**PASSAGE TO READ**.
========

In terms of security, having everyone’s data stored in one place by one company makes that company a prime target for data theft, degradation, and other types of attack. It limits how much control the user has over their own data. While most people don’t have the expertise or desire to set up, host, and maintain their own personal servers/databases, everyone wants some level of assurance that their data won’t be lost, compromised, or stolen. From a design standpoint, individuals are left with the only option that all of their data for one account resides in one place, while the data from another account resides elsewhere. Optimally, each person should/would be able to use and edit their own content via one interface, anywhere and anytime.

Done properly, this could give the user more control over their personal content while minimizing the risk of getting hacked. It would be necessary that the user’s data be under their control per se; more likely the data just wouldn’t be on their own desktop or private server. Some new configuration, for example, a peer-to-peer blockchain network, would be the likely solution.)

3. Responsiveness

The internet is an endless repository of content, yet the way most of us interact with it is very two-dimensional. Search engines are set up to read your query and feed back a list of responses. Browser history is really just a list of sites you viewed, at one time. None of this data is set up dynamically: when you viewed it, what type of content it is, and in what context you searched something matters. We need to incorporate this type of intelligence into how the user finds and uses content. A true humane interface, the type of system we should be building, makes it easy for the user to complete simple tasks and responds to their behavior. In my view, your browser/desktop/“front-end” needs to start responding to all of this data — YOUR data — and making it truly useful for you.

At present, this might be the way someone opens tabs on their browser to start their work day: the user opens Gmail in one tab, Google Drive in another, searches for Trello in the next, and continues on a topic of research from the prior day. The user’s activity is already being tracked by their browser, ISP, and search engine. Why can’t their usage and trends get tracked to better enhance their personal workflow? For example, suppose that before an individual initially used the internet they first had to create an account that would log them into any website, store all of their personal data(passwords, work files, browsing history, bookmarked sites, social media accounts, etc.) and track the way that they used the web.

Instead of the user using a linear search(query-based) to find content, the browser could recommend that the user open a certain workspace (based on past usage and/or learned personal preferences) or suggest that the user goes to ‘x’ website that is in line with the research that they were doing some other day. We’ve seen artificial intelligence enhance user-flow, most notably through IoT devices(such as Amazon Echo) and mobile devices. Why can’t a similar standard be developed for internet usage across platforms? Why can’t there exist a truly personalized front-end that is unique to each user?

— — — — — —

Given how developed the internet already is, changing the interface from the ground up presents many new challenges and has to be done carefully. First, an interface needs to be researched and designed in order to give users the most humane experience possible — responding to their actions and making it easy to get tasks done without getting in their way. In addition, we need to make sure that we work in accordance with others on the internet in order to build an interface that can work with everyone. This includes working to change how data is stored and how current internet protocols work.

While we have larger aspirations at Stecknologies, reworking this sector of the internet is important not only for our future development, but also to ensure that developers and users alike have a more powerful and safe playing field, especially given the economic growth that the Internet can stimulate. Here’s how we’re going to help:

1. We’re building a new browser that tracks the user’s workflow.

========

**DATASET EXCERPT**.
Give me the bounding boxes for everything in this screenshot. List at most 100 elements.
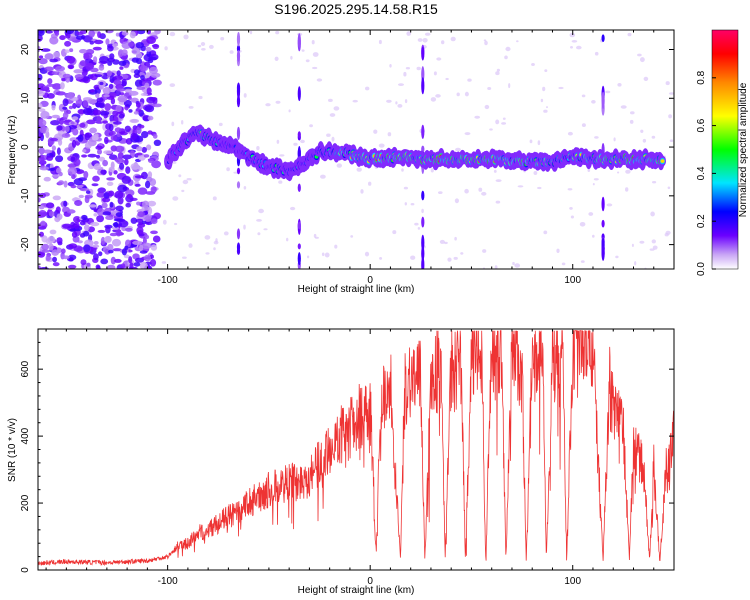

========

**DIRECTIVES**.
• 1. From the text about redesigning the internet interface, list every kind of personal data named in parentheses as something the proposed single account would store.
• 2. Carry on the text about redesigning the internet interface, beginning right after its final sentence.

**ANSWERS IN ORDER**.
• 1. passwords, work files, browsing history, bookmarked sites, social media accounts

• 2.
Our journey is a long one, but we need to fight each battle one at a time. We not only want to increase the technology that we and others in the developer community can use, but we want to launch products that can instantly positively affect the daily lives of users. While still holding true to the core ideals of improving personalization, security, and responsiveness, we are building a browser that tracks the user’s workflow. Here are a few key features:

  • No tabs — flows are created around particular tasks that you do in your browser. As you create new actions, sites and files that are related are added to similar flows centered around actions. This makes it easier to track your work and gives the user a less cluttered screen.
  • When the user starts a new action, the browser tracks their ‘flow’ — the progression of sites that they use and the importance of each site — and saves it to a workspace. Users can also upload important files and documents to ensure that all of their content for one topic lives in one place
  • After the user has gotten familiar with their workspace, the browser starts to give the user analytics — how much time they spend per workspace, what sorts of sites they use when, and what sorts of things they might want to try searching
  • User content is stored in a decentralized account powered by blockchain technology

2. We’re planning to build a new operating system.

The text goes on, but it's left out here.